Check every line below for the word "variable" and show those that hold it.

━━ GIVEN INFORMATION ━━

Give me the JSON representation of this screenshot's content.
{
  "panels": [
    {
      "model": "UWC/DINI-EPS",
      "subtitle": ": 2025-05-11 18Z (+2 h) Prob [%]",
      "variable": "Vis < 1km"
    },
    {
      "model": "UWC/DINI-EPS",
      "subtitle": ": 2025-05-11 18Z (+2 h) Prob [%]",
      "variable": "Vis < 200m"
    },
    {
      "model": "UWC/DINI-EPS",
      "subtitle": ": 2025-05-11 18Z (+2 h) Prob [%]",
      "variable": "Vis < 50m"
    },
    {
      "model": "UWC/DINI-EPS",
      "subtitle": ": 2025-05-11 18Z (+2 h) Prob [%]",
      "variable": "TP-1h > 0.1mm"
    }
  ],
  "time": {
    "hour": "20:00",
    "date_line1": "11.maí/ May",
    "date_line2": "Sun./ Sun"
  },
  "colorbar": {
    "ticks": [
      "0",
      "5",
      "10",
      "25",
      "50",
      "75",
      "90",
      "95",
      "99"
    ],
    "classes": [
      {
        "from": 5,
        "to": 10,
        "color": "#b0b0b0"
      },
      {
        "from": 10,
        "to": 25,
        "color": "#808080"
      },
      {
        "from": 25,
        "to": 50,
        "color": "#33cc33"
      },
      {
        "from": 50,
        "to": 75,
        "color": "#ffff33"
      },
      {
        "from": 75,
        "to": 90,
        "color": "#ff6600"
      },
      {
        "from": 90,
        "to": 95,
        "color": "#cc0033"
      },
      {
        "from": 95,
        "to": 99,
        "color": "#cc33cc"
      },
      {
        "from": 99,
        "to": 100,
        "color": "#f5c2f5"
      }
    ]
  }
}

━━━

**EXPECTED ANSWER**.
      "variable": "Vis < 1km"
      "variable": "Vis < 200m"
      "variable": "Vis < 50m"
      "variable": "TP-1h > 0.1mm"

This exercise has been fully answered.